§ STATED EXERCISE 1
In the post about online harassment, around what time of year did the first message arrive?
§ STATED EXERCISE 2
Reproduce word for word the passage of the post about online harassment, starting with "His next message" and going on through "got really bad.".

§ EXTRACT

But you get better at it. You deal. You put up comment moderation. You get used to deleting a-hole comments. You view your blog as your private home, and you decide who you will let air their dirty laundry and who you won’t. You cut your teeth, and then it becomes second nature. You start to feel like things are okay. That things are safe, even though rude people still come out of the woodwork. You can brush them off. Water off a duck’s back. There are so many more people out there who support you and love you. You start to feel like this vulnerability–this type of constant openness–might be okay after all.

And then someone gets on your blog’s Facebook page and actually threatens your family.

Suddenly all the trauma you have felt up to this point is compounded brutally, and you want to call the whole thing off.

It was right around Thanksgiving. The first message this guy sent me was on my personal Facebook page. Between counseling sessions, my phone showed his message saying, among other things, that he hated me and he hoped everything I loved would turn to ash. I felt flushed with rage that he would make such a comment on my personal Facebook page. When I had the chance, I got on, took a deep breath, and got in touch with my empathy. I would not return fire with fire. I dug deep, said I was sorry for whatever had happened to him that made him hurt–because it is usually a hurt person who does the hurting, usually the bullied that become the bullies–and asked him to not message me again.

His next message said horrible things about my wife and children. I blocked him.

Then he went to my blog’s Facebook page where I am not able to block him. He continued messaging me. I continued responding with kindness, hoping I could get him to stop by becoming more human to him. I realize now this was probably a mistake, but I wanted it to end, and the times I tried not responding, he escalated. I felt powerless.

Then it got really bad. 

I work with trauma victims every day. Trauma is a strange beast. It evokes shame and it makes us act in ways we normally wouldn’t. Because the trauma of the experience I am talking about has affected my ability to write here in my own space, I have decided to process what happened here on the blog with all of you to see if it makes me feel safer. You see, I don’t like feeling scared of this place. I love this blog, and the community that has built around me here. I love you all. I want to get better and feel safe here again. This post is my effort to start that process. 

I’m going to include the exchange that made me and Lolly feel traumatized. I do this to weaken the shame it makes me feel that I am a “victim” or that I was treated this way. I also do this because bullies need to be exposed before they will stop bullying, and we should never be afraid to shine a light on what people try to do behind closed doors (or in private inboxes) to hurt us.

Be warned though, it is vile and filled with horrible language. I wouldn’t blame you if you chose not to read it. This starts kind of in media res, when he began posting on my blog’s Facebook page. (I deleted the original messages he sent to my private one, but they were similar.)

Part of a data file
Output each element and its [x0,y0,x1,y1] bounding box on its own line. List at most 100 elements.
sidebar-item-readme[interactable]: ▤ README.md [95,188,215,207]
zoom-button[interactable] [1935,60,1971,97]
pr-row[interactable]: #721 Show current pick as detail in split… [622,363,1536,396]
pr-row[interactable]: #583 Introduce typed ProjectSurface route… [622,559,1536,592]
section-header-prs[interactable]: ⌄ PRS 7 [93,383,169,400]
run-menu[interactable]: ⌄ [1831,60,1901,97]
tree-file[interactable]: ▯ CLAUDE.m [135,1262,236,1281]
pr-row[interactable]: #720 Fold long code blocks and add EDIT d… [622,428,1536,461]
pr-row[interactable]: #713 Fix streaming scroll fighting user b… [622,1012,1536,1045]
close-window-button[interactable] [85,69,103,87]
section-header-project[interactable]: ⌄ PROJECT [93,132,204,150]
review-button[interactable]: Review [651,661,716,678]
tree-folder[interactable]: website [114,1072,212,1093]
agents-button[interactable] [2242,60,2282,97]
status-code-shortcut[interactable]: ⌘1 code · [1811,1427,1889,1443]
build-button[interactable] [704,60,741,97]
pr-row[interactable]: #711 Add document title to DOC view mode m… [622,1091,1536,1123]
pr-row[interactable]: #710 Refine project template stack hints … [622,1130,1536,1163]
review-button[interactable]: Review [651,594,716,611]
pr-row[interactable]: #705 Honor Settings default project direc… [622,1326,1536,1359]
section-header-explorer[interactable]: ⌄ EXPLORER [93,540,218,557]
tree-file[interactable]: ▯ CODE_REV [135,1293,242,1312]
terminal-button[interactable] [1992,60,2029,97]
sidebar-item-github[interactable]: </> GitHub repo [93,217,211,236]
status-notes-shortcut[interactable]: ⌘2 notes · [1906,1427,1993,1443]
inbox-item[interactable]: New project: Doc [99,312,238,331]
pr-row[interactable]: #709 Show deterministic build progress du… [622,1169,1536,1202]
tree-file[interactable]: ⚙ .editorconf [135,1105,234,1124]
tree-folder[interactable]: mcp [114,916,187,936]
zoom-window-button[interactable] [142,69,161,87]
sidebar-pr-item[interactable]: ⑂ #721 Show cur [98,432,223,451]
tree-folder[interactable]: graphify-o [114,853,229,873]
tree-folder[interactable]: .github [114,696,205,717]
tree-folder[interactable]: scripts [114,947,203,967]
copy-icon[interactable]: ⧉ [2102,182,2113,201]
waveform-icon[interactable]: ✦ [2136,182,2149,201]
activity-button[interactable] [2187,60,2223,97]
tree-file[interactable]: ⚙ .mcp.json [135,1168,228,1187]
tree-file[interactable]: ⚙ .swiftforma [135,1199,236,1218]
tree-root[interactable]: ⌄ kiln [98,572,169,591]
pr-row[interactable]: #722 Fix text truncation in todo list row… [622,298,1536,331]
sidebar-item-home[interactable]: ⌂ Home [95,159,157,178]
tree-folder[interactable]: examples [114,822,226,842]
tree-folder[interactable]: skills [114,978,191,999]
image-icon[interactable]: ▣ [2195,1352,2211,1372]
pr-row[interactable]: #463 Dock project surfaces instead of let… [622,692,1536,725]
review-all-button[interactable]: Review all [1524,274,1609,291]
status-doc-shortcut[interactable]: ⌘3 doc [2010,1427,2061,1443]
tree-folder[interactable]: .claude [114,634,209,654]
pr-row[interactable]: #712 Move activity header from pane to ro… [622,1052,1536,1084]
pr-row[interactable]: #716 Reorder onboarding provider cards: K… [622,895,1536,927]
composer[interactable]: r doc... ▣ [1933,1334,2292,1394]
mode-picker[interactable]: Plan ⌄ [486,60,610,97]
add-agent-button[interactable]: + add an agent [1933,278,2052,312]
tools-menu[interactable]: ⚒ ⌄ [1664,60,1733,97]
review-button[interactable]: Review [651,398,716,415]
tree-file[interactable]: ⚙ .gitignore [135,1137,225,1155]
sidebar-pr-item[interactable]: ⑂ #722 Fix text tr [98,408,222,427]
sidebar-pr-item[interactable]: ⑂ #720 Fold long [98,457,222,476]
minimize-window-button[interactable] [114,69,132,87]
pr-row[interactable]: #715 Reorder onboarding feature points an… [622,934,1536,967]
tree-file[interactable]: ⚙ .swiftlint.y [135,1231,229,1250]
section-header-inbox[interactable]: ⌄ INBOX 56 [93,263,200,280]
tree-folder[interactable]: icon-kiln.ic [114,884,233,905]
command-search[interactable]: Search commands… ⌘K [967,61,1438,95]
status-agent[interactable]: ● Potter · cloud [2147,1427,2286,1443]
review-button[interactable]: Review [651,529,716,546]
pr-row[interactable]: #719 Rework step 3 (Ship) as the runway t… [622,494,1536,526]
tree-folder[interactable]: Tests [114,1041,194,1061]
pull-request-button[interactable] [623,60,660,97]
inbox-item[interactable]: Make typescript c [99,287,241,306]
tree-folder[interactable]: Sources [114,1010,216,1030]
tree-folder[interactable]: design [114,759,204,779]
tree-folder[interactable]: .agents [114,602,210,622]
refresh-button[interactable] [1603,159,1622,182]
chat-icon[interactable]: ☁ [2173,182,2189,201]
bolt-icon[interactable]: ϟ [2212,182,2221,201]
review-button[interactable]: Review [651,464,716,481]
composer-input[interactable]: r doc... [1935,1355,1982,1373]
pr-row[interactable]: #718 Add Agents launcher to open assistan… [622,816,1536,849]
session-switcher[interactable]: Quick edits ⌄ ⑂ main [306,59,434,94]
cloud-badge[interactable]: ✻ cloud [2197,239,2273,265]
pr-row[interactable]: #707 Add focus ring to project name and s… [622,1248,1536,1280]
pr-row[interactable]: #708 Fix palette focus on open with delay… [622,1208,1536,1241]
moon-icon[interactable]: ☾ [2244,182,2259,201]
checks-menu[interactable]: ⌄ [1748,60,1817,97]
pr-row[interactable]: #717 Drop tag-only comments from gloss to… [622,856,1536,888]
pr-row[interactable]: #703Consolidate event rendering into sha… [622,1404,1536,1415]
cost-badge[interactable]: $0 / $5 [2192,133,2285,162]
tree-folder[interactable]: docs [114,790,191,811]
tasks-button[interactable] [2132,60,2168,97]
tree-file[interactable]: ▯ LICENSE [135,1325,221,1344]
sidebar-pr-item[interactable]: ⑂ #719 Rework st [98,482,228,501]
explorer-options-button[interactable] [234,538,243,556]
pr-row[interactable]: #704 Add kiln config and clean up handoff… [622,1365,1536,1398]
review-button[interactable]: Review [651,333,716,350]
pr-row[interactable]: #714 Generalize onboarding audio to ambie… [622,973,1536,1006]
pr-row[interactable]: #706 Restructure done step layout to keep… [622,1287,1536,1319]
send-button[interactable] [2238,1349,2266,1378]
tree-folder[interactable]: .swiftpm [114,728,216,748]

§ TASK ANSWER 1
Right around Thanksgiving.

§ TASK ANSWER 2
His next message said horrible things about my wife and children. I blocked him.

Then he went to my blog’s Facebook page where I am not able to block him. He continued messaging me. I continued responding with kindness, hoping I could get him to stop by becoming more human to him. I realize now this was probably a mistake, but I wanted it to end, and the times I tried not responding, he escalated. I felt powerless.

Then it got really bad.